▶ _DIRECTIONS FOR THIS TASK_
Copy out, word for word, the lines between the one containing "footer-branding: Deloitte Insights" and the one containing "source-note: Source: Deloitte", inclusive.

Records from a dataset:
________

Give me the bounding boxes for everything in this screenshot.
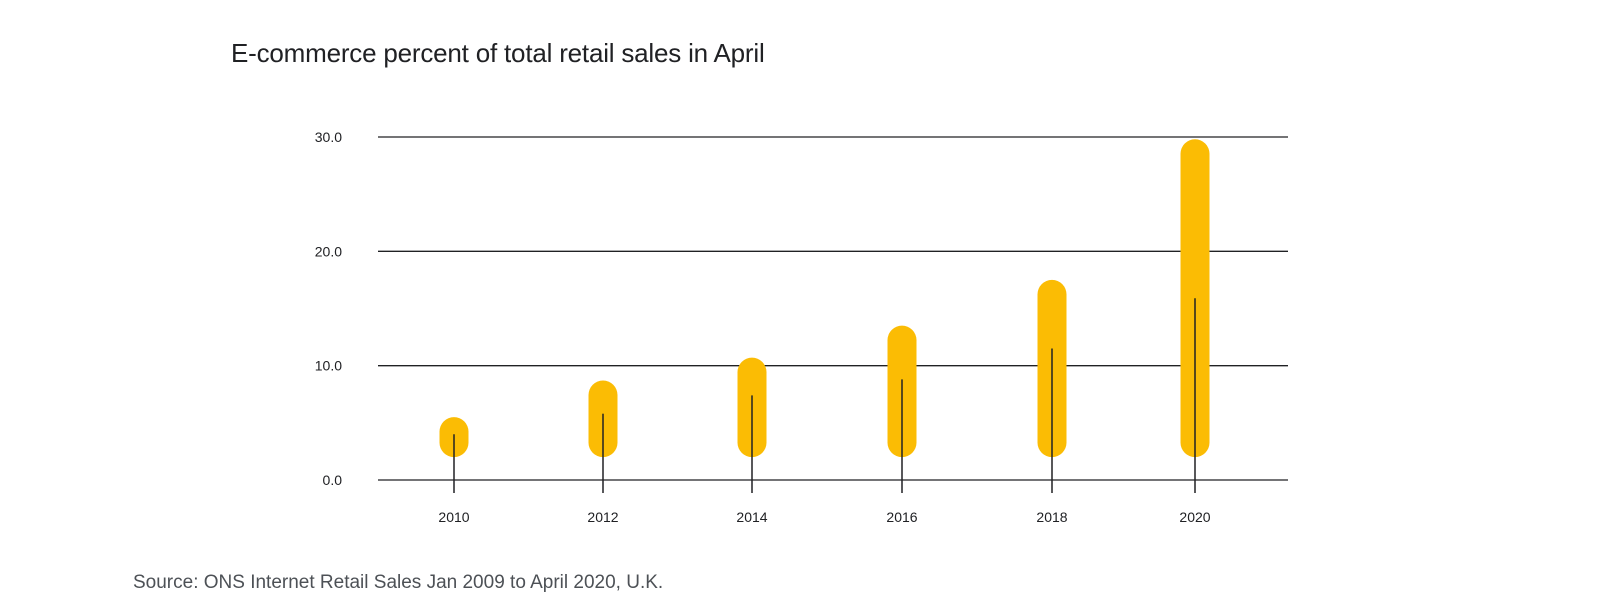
x-tick-label: 2016 [886,509,917,525]
y-tick-label: 30.0 [315,129,342,145]
y-tick-label: 20.0 [315,243,342,259]
y-tick-label: 0.0 [323,472,343,488]
gridlines [378,136,1288,481]
chart-title: E-commerce percent of total retail sales… [231,38,765,68]
x-tick-label: 2018 [1036,509,1067,525]
source-note: Source: ONS Internet Retail Sales Jan 20… [133,572,664,593]
value-lines [453,298,1196,493]
x-axis-tick-labels: 2010 2012 2014 2016 2018 2020 [438,509,1210,525]
y-axis-tick-labels: 0.0 10.0 20.0 30.0 [315,129,342,488]
x-tick-label: 2020 [1179,509,1210,525]
x-tick-label: 2014 [736,509,767,525]
x-tick-label: 2010 [438,509,469,525]
x-tick-label: 2012 [587,509,618,525]
bars [439,139,1210,458]
y-tick-label: 10.0 [315,358,342,374]
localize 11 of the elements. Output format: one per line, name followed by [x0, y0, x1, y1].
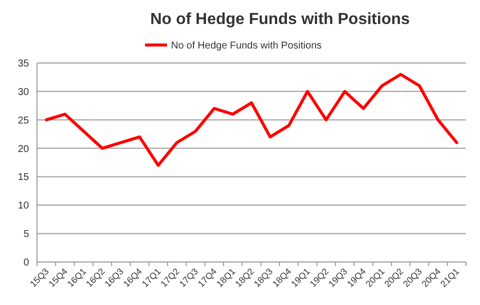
y-tick-label: 25 — [18, 115, 30, 126]
y-tick-label: 15 — [18, 172, 30, 184]
y-tick-label: 35 — [18, 58, 30, 70]
y-tick-label: 5 — [23, 229, 30, 240]
legend-label: No of Hedge Funds with Positions — [171, 40, 322, 52]
y-tick-label: 10 — [18, 200, 30, 212]
y-tick-label: 30 — [18, 86, 30, 98]
line-series — [44, 72, 458, 167]
y-tick-label: 20 — [18, 144, 30, 155]
y-tick-label: 0 — [23, 258, 30, 268]
chart-title: No of Hedge Funds with Positions — [150, 11, 410, 28]
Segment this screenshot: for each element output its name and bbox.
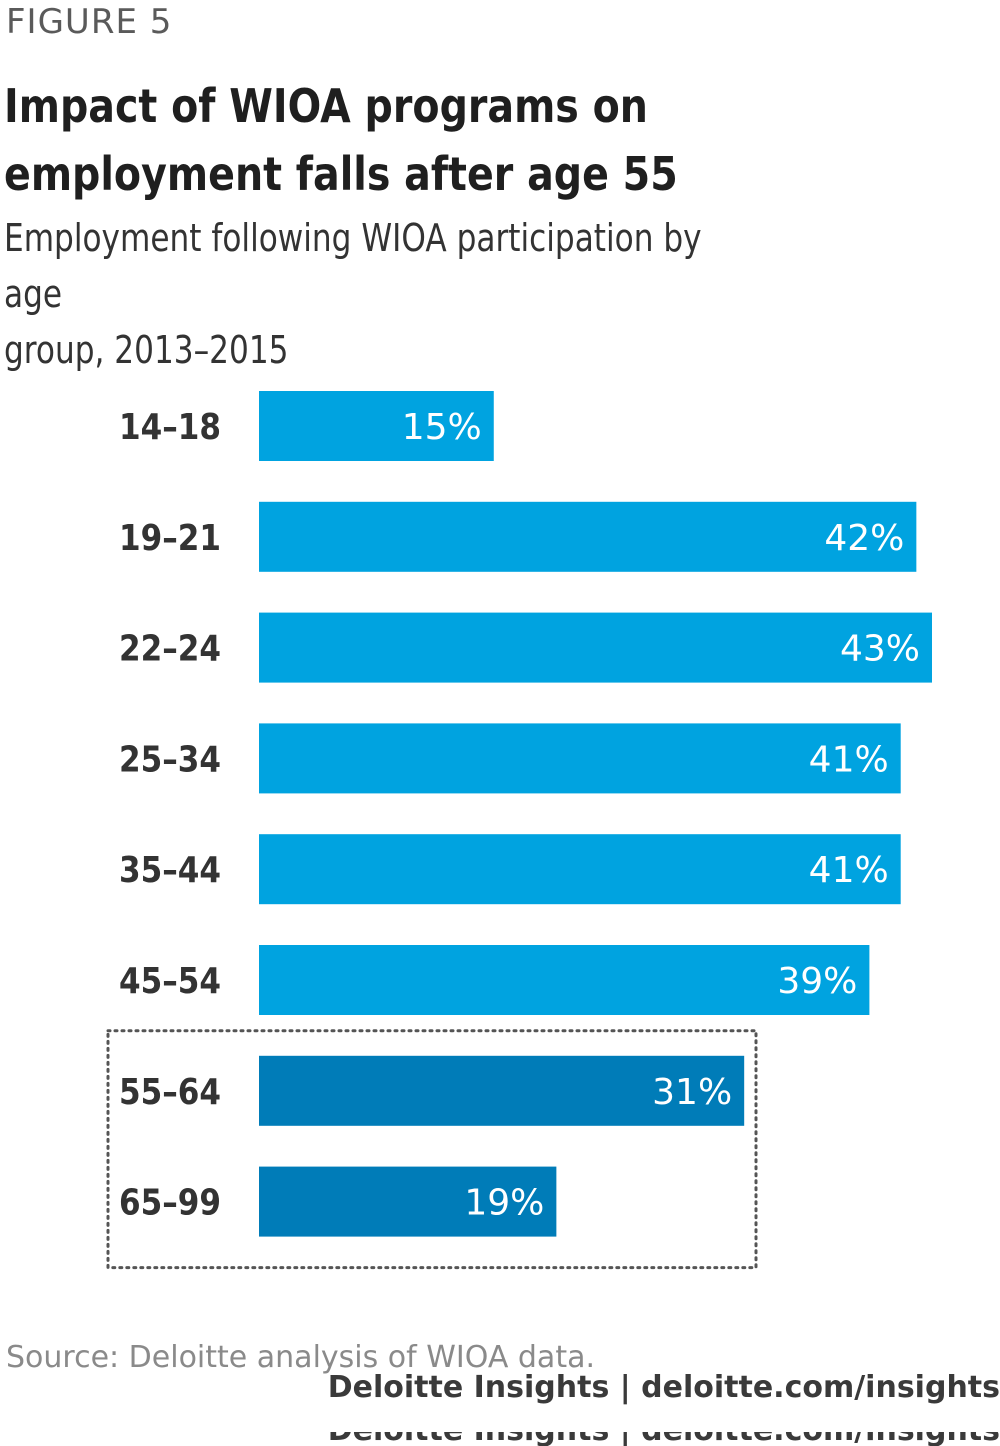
footer-branding: Deloitte Insights | deloitte.com/insight… [327, 1370, 1000, 1405]
bar-group: 45–54 39% [119, 945, 870, 1015]
bar-group: 65–99 19% [119, 1166, 557, 1237]
value-label: 43% [840, 629, 920, 670]
bar-chart: 14–18 15% 19–21 42% 22–24 43% 25–34 41% 35–44 41%… [106, 391, 932, 1270]
category-label: 55–64 [119, 1072, 221, 1113]
category-label: 35–44 [119, 850, 221, 891]
bar [259, 723, 901, 794]
category-label: 14–18 [119, 407, 221, 448]
value-label: 41% [809, 739, 889, 780]
bar [259, 501, 917, 572]
value-label: 39% [777, 961, 857, 1002]
bar-group: 25–34 41% [119, 723, 901, 794]
footer-branding-ghost: Deloitte Insights | deloitte.com/insight… [328, 1432, 1000, 1446]
category-label: 65–99 [119, 1183, 221, 1224]
bar [259, 834, 901, 905]
category-label: 45–54 [119, 961, 221, 1002]
value-label: 31% [652, 1072, 732, 1113]
category-label: 22–24 [119, 629, 221, 670]
bar [259, 391, 494, 461]
chart-title-line-1: Impact of WIOA programs on [4, 79, 648, 133]
highlight-box [106, 1029, 758, 1270]
chart-title-line-2: employment falls after age 55 [4, 147, 678, 201]
chart-subtitle-line-1: Employment following WIOA participation … [4, 216, 702, 316]
bar-group: 35–44 41% [119, 834, 901, 905]
bar-group: 55–64 31% [119, 1055, 745, 1126]
figure-label: FIGURE 5 [6, 2, 173, 42]
source-note: Source: Deloitte analysis of WIOA data. [6, 1340, 595, 1375]
bar [259, 612, 932, 683]
chart-subtitle: Employment following WIOA participation … [4, 210, 758, 378]
bar [259, 945, 870, 1015]
category-label: 25–34 [119, 739, 221, 780]
bar [259, 1055, 745, 1126]
bar-group: 19–21 42% [119, 501, 917, 572]
value-label: 19% [464, 1183, 544, 1224]
chart-subtitle-line-2: group, 2013–2015 [4, 328, 289, 372]
chart-title: Impact of WIOA programs on employment fa… [4, 72, 778, 208]
value-label: 42% [824, 518, 904, 559]
value-label: 15% [402, 407, 482, 448]
bar [259, 1166, 557, 1237]
bar-group: 22–24 43% [119, 612, 932, 683]
category-label: 19–21 [119, 518, 221, 559]
bar-group: 14–18 15% [119, 391, 494, 461]
value-label: 41% [809, 850, 889, 891]
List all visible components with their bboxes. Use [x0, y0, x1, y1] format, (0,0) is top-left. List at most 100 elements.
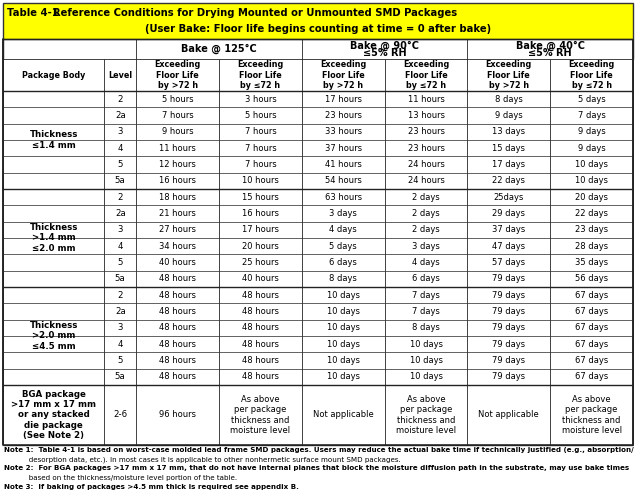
Text: 7 hours: 7 hours [162, 111, 193, 120]
Text: 6 days: 6 days [329, 258, 357, 267]
Text: 2-6: 2-6 [113, 410, 127, 420]
Text: (User Bake: Floor life begins counting at time = 0 after bake): (User Bake: Floor life begins counting a… [145, 24, 491, 34]
Text: 48 hours: 48 hours [242, 372, 279, 381]
Text: Note 1:  Table 4-1 is based on worst-case molded lead frame SMD packages. Users : Note 1: Table 4-1 is based on worst-case… [4, 447, 633, 453]
Text: Level: Level [108, 70, 132, 80]
Text: 25days: 25days [494, 192, 524, 202]
Text: 24 hours: 24 hours [408, 176, 445, 186]
Text: based on the thickness/moisture level portion of the table.: based on the thickness/moisture level po… [4, 474, 237, 480]
Text: 57 days: 57 days [492, 258, 525, 267]
Text: 79 days: 79 days [492, 323, 525, 332]
Text: 7 hours: 7 hours [245, 144, 277, 152]
Text: 4 days: 4 days [329, 226, 357, 234]
Text: 10 days: 10 days [575, 160, 608, 169]
Text: 12 hours: 12 hours [159, 160, 196, 169]
Text: 48 hours: 48 hours [159, 356, 197, 365]
Text: 56 days: 56 days [575, 274, 608, 283]
Text: 3: 3 [118, 128, 123, 136]
Text: 7 days: 7 days [412, 307, 440, 316]
Text: 15 hours: 15 hours [242, 192, 279, 202]
Text: 48 hours: 48 hours [242, 290, 279, 300]
Text: 5 hours: 5 hours [162, 94, 193, 104]
Text: 18 hours: 18 hours [159, 192, 197, 202]
Text: Table 4-1: Table 4-1 [7, 8, 59, 18]
Text: Exceeding
Floor Life
by ≤72 h: Exceeding Floor Life by ≤72 h [237, 60, 284, 90]
Text: Thickness
>1.4 mm
≤2.0 mm: Thickness >1.4 mm ≤2.0 mm [29, 223, 78, 253]
Text: 67 days: 67 days [575, 356, 608, 365]
Text: 10 days: 10 days [327, 290, 360, 300]
Text: 2a: 2a [115, 209, 126, 218]
Text: 54 hours: 54 hours [325, 176, 362, 186]
Bar [3, 39, 633, 445]
Text: 3 days: 3 days [329, 209, 357, 218]
Text: 10 days: 10 days [327, 307, 360, 316]
Text: 4 days: 4 days [412, 258, 440, 267]
Text: 2 days: 2 days [412, 209, 440, 218]
Text: 48 hours: 48 hours [159, 340, 197, 348]
Text: 5: 5 [118, 258, 123, 267]
Text: 10 days: 10 days [575, 176, 608, 186]
Text: 48 hours: 48 hours [159, 323, 197, 332]
Text: 5: 5 [118, 160, 123, 169]
Text: 4: 4 [118, 242, 123, 250]
Text: Reference Conditions for Drying Mounted or Unmounted SMD Packages: Reference Conditions for Drying Mounted … [53, 8, 457, 18]
Text: 10 days: 10 days [410, 340, 443, 348]
Text: 9 days: 9 days [577, 128, 605, 136]
Text: 20 hours: 20 hours [242, 242, 279, 250]
Text: 7 days: 7 days [412, 290, 440, 300]
Text: 28 days: 28 days [575, 242, 608, 250]
Text: Note 2:  For BGA packages >17 mm x 17 mm, that do not have internal planes that : Note 2: For BGA packages >17 mm x 17 mm,… [4, 466, 629, 471]
Text: 5: 5 [118, 356, 123, 365]
Text: Bake @ 90°C: Bake @ 90°C [350, 40, 419, 50]
Text: 24 hours: 24 hours [408, 160, 445, 169]
Text: Thickness
>2.0 mm
≤4.5 mm: Thickness >2.0 mm ≤4.5 mm [29, 321, 78, 351]
Text: desorption data, etc.). In most cases it is applicable to other nonhermetic surf: desorption data, etc.). In most cases it… [4, 456, 401, 462]
Text: 13 days: 13 days [492, 128, 525, 136]
Text: 17 days: 17 days [492, 160, 525, 169]
Text: 16 hours: 16 hours [242, 209, 279, 218]
Text: 23 days: 23 days [575, 226, 608, 234]
Text: 3: 3 [118, 323, 123, 332]
Text: Exceeding
Floor Life
by ≤72 h: Exceeding Floor Life by ≤72 h [403, 60, 449, 90]
Text: 11 hours: 11 hours [408, 94, 445, 104]
Text: 4: 4 [118, 340, 123, 348]
Text: 2: 2 [118, 192, 123, 202]
Text: 29 days: 29 days [492, 209, 525, 218]
Text: 22 days: 22 days [575, 209, 608, 218]
Text: 2a: 2a [115, 307, 126, 316]
Text: 5 days: 5 days [329, 242, 357, 250]
Bar [3, 3, 633, 39]
Text: As above
per package
thickness and
moisture level: As above per package thickness and moist… [562, 395, 621, 435]
Text: 48 hours: 48 hours [242, 307, 279, 316]
Text: 48 hours: 48 hours [159, 290, 197, 300]
Text: 5a: 5a [115, 176, 126, 186]
Text: 40 hours: 40 hours [242, 274, 279, 283]
Text: 5 days: 5 days [577, 94, 605, 104]
Text: ≤5% RH: ≤5% RH [529, 48, 572, 58]
Text: 67 days: 67 days [575, 290, 608, 300]
Text: 67 days: 67 days [575, 323, 608, 332]
Text: 5a: 5a [115, 372, 126, 381]
Text: Exceeding
Floor Life
by >72 h: Exceeding Floor Life by >72 h [486, 60, 532, 90]
Text: Exceeding
Floor Life
by >72 h: Exceeding Floor Life by >72 h [155, 60, 201, 90]
Text: 2 days: 2 days [412, 192, 440, 202]
Text: 9 days: 9 days [495, 111, 523, 120]
Text: 10 days: 10 days [410, 372, 443, 381]
Text: Thickness
≤1.4 mm: Thickness ≤1.4 mm [29, 130, 78, 150]
Text: 79 days: 79 days [492, 356, 525, 365]
Text: 20 days: 20 days [575, 192, 608, 202]
Text: 67 days: 67 days [575, 340, 608, 348]
Text: 8 days: 8 days [495, 94, 523, 104]
Text: As above
per package
thickness and
moisture level: As above per package thickness and moist… [230, 395, 291, 435]
Text: 3 hours: 3 hours [245, 94, 277, 104]
Text: As above
per package
thickness and
moisture level: As above per package thickness and moist… [396, 395, 456, 435]
Text: 40 hours: 40 hours [159, 258, 196, 267]
Text: 4: 4 [118, 144, 123, 152]
Text: Exceeding
Floor Life
by ≤72 h: Exceeding Floor Life by ≤72 h [569, 60, 615, 90]
Text: 67 days: 67 days [575, 372, 608, 381]
Text: 34 hours: 34 hours [159, 242, 197, 250]
Text: 79 days: 79 days [492, 340, 525, 348]
Text: 67 days: 67 days [575, 307, 608, 316]
Text: 79 days: 79 days [492, 274, 525, 283]
Text: 5a: 5a [115, 274, 126, 283]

________

▶ _TASK SOLUTION_
footer-branding: Deloitte Insights | deloitte.com/insight… [327, 1370, 1000, 1405]
bar-group: 45–54 39% [119, 945, 870, 1015]
bar-group: 65–99 19% [119, 1166, 557, 1237]
value-label: 43% [840, 629, 920, 670]
bar-chart: 14–18 15% 19–21 42% 22–24 43% 25–34 41% 35–44 41%… [106, 391, 932, 1270]
category-label: 55–64 [119, 1072, 221, 1113]
category-label: 35–44 [119, 850, 221, 891]
bar [259, 723, 901, 794]
category-label: 14–18 [119, 407, 221, 448]
value-label: 41% [809, 739, 889, 780]
bar [259, 501, 917, 572]
value-label: 39% [777, 961, 857, 1002]
bar-group: 25–34 41% [119, 723, 901, 794]
footer-branding-ghost: Deloitte Insights | deloitte.com/insight… [328, 1432, 1000, 1446]
category-label: 65–99 [119, 1183, 221, 1224]
bar [259, 834, 901, 905]
category-label: 45–54 [119, 961, 221, 1002]
value-label: 31% [652, 1072, 732, 1113]
category-label: 22–24 [119, 629, 221, 670]
bar [259, 391, 494, 461]
chart-title-line-1: Impact of WIOA programs on [4, 79, 648, 133]
highlight-box [106, 1029, 758, 1270]
chart-title-line-2: employment falls after age 55 [4, 147, 678, 201]
chart-subtitle-line-1: Employment following WIOA participation … [4, 216, 702, 316]
bar-group: 35–44 41% [119, 834, 901, 905]
bar-group: 55–64 31% [119, 1055, 745, 1126]
figure-label: FIGURE 5 [6, 2, 173, 42]
source-note: Source: Deloitte analysis of WIOA data. [6, 1340, 595, 1375]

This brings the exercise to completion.